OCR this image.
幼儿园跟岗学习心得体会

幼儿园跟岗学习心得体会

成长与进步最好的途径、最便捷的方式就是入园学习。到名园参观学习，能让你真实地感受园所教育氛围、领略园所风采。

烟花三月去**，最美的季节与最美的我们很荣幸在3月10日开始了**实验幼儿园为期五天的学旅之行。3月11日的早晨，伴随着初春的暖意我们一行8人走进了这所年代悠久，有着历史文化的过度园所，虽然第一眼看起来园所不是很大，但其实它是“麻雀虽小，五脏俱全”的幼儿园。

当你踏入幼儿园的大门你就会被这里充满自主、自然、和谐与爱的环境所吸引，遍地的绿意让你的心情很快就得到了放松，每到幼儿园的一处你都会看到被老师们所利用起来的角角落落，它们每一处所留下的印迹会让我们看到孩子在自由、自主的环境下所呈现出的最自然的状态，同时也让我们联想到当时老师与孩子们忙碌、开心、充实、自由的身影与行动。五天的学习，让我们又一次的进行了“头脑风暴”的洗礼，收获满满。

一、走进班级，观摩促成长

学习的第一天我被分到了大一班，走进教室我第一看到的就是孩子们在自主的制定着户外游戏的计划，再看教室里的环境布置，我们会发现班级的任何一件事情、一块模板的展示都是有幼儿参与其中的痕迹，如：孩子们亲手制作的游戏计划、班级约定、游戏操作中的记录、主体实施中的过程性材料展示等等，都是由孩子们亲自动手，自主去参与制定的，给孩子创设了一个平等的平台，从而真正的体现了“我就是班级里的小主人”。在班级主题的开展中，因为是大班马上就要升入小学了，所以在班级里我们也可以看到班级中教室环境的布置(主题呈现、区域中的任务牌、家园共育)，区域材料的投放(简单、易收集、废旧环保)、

*****

* [Work instructions]
Without leaving anything out, quote all the data.

* [Written answer]
OCR this image.
幼儿园跟岗学习心得体会

幼儿园跟岗学习心得体会

成长与进步最好的途径、最便捷的方式就是入园学习。到名园参观学习，能让你真实地感受园所教育氛围、领略园所风采。

烟花三月去**，最美的季节与最美的我们很荣幸在3月10日开始了**实验幼儿园为期五天的学旅之行。3月11日的早晨，伴随着初春的暖意我们一行8人走进了这所年代悠久，有着历史文化的过度园所，虽然第一眼看起来园所不是很大，但其实它是“麻雀虽小，五脏俱全”的幼儿园。

当你踏入幼儿园的大门你就会被这里充满自主、自然、和谐与爱的环境所吸引，遍地的绿意让你的心情很快就得到了放松，每到幼儿园的一处你都会看到被老师们所利用起来的角角落落，它们每一处所留下的印迹会让我们看到孩子在自由、自主的环境下所呈现出的最自然的状态，同时也让我们联想到当时老师与孩子们忙碌、开心、充实、自由的身影与行动。五天的学习，让我们又一次的进行了“头脑风暴”的洗礼，收获满满。

一、走进班级，观摩促成长

学习的第一天我被分到了大一班，走进教室我第一看到的就是孩子们在自主的制定着户外游戏的计划，再看教室里的环境布置，我们会发现班级的任何一件事情、一块模板的展示都是有幼儿参与其中的痕迹，如：孩子们亲手制作的游戏计划、班级约定、游戏操作中的记录、主体实施中的过程性材料展示等等，都是由孩子们亲自动手，自主去参与制定的，给孩子创设了一个平等的平台，从而真正的体现了“我就是班级里的小主人”。在班级主题的开展中，因为是大班马上就要升入小学了，所以在班级里我们也可以看到班级中教室环境的布置(主题呈现、区域中的任务牌、家园共育)，区域材料的投放(简单、易收集、废旧环保)、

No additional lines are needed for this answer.